## Given task
Reproduce every entry exactly and leave its pictures out.

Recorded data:
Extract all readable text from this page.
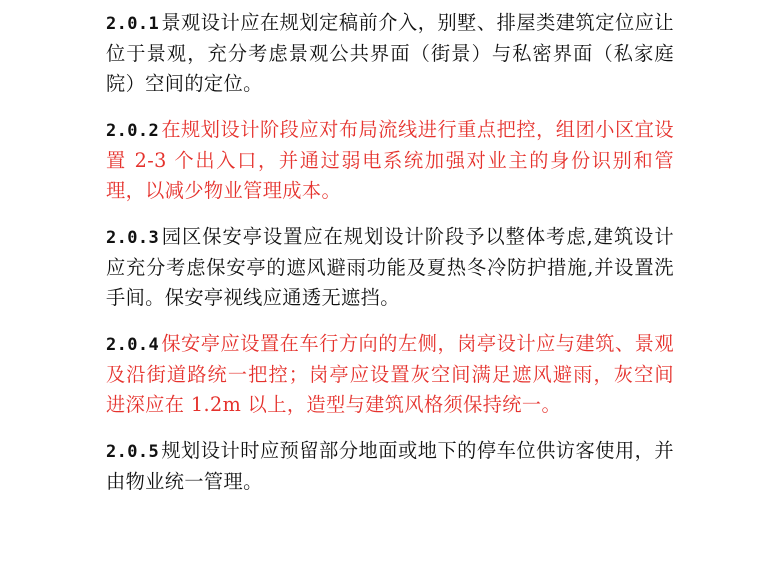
2.0.1 景观设计应在规划定稿前介入，别墅、排屋类建筑定位应让位于景观，充分考虑景观公共界面（街景）与私密界面（私家庭院）空间的定位。

2.0.2 在规划设计阶段应对布局流线进行重点把控，组团小区宜设置 2-3 个出入口，并通过弱电系统加强对业主的身份识别和管理，以减少物业管理成本。

2.0.3 园区保安亭设置应在规划设计阶段予以整体考虑,建筑设计应充分考虑保安亭的遮风避雨功能及夏热冬冷防护措施,并设置洗手间。保安亭视线应通透无遮挡。

2.0.4 保安亭应设置在车行方向的左侧，岗亭设计应与建筑、景观及沿街道路统一把控；岗亭应设置灰空间满足遮风避雨，灰空间进深应在 1.2m 以上，造型与建筑风格须保持统一。

2.0.5 规划设计时应预留部分地面或地下的停车位供访客使用，并由物业统一管理。
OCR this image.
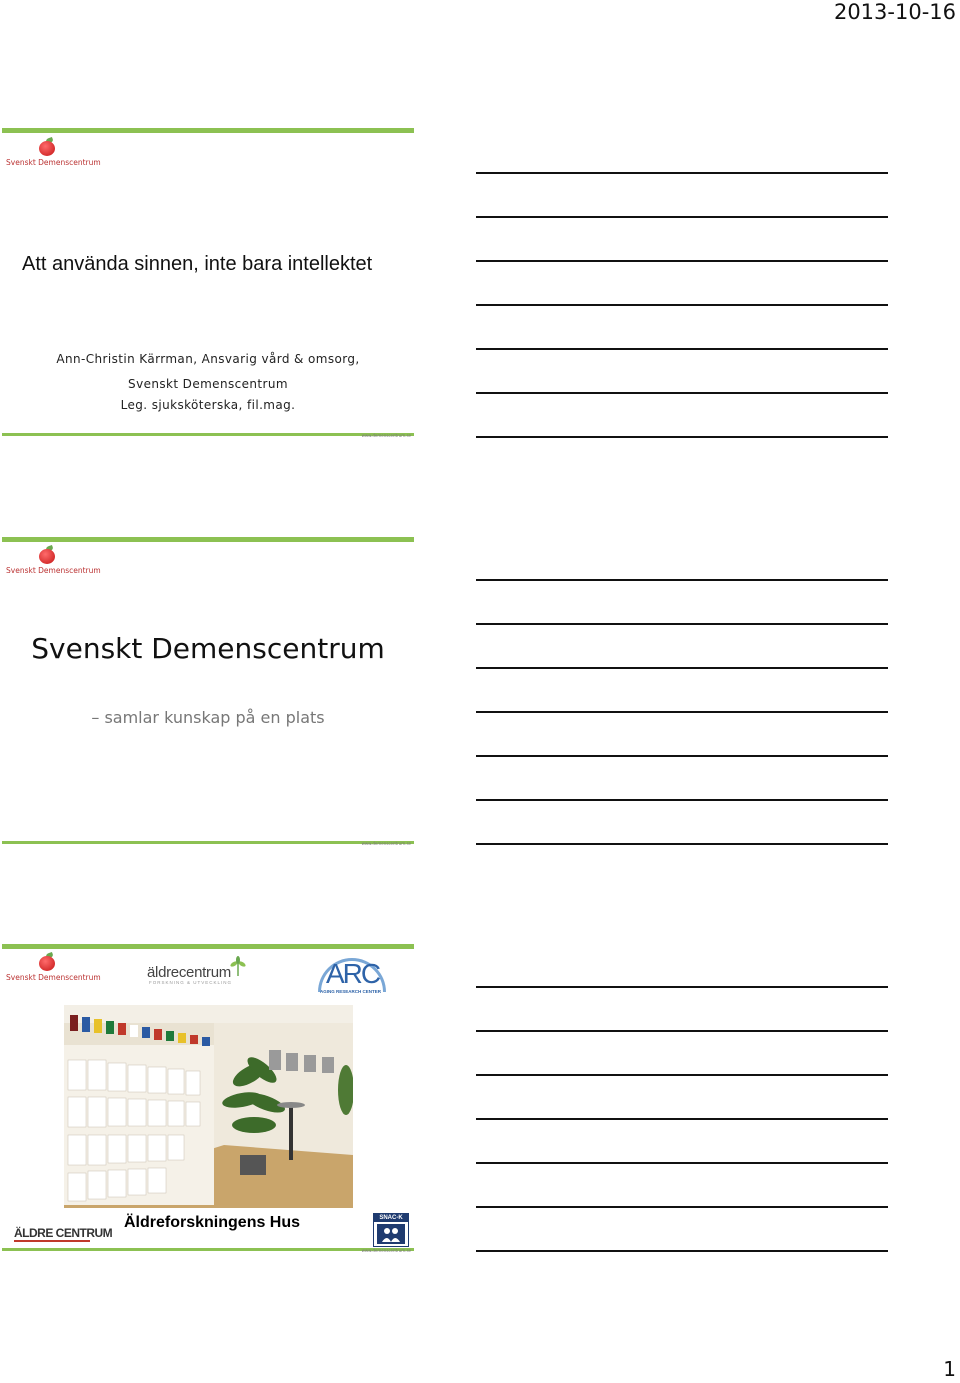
2013-10-16
Svenskt Demenscentrum
Att använda sinnen, inte bara intellektet
Ann-Christin Kärrman, Ansvarig vård & omsorg,
Svenskt Demenscentrum
Leg. sjuksköterska, fil.mag.
www.demenscentrum.se
Svenskt Demenscentrum
Svenskt Demenscentrum
– samlar kunskap på en plats
www.demenscentrum.se
Svenskt Demenscentrum	äldrecentrum
FORSKNING & UTVECKLING	ARC
AGING RESEARCH CENTER
Äldreforskningens Hus
ÄLDRE CENTRUM
SNAC-K
www.demenscentrum.se
1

## Final result
Extract all readable text from this page.
2.0.1 景观设计应在规划定稿前介入，别墅、排屋类建筑定位应让位于景观，充分考虑景观公共界面（街景）与私密界面（私家庭院）空间的定位。

2.0.2 在规划设计阶段应对布局流线进行重点把控，组团小区宜设置 2-3 个出入口，并通过弱电系统加强对业主的身份识别和管理，以减少物业管理成本。

2.0.3 园区保安亭设置应在规划设计阶段予以整体考虑,建筑设计应充分考虑保安亭的遮风避雨功能及夏热冬冷防护措施,并设置洗手间。保安亭视线应通透无遮挡。

2.0.4 保安亭应设置在车行方向的左侧，岗亭设计应与建筑、景观及沿街道路统一把控；岗亭应设置灰空间满足遮风避雨，灰空间进深应在 1.2m 以上，造型与建筑风格须保持统一。

2.0.5 规划设计时应预留部分地面或地下的停车位供访客使用，并由物业统一管理。
OCR this image.
2013-10-16
Svenskt Demenscentrum
Att använda sinnen, inte bara intellektet
Ann-Christin Kärrman, Ansvarig vård & omsorg,
Svenskt Demenscentrum
Leg. sjuksköterska, fil.mag.
www.demenscentrum.se
Svenskt Demenscentrum
Svenskt Demenscentrum
– samlar kunskap på en plats
www.demenscentrum.se
Svenskt Demenscentrum	äldrecentrum
FORSKNING & UTVECKLING	ARC
AGING RESEARCH CENTER
Äldreforskningens Hus
ÄLDRE CENTRUM
SNAC-K
www.demenscentrum.se
1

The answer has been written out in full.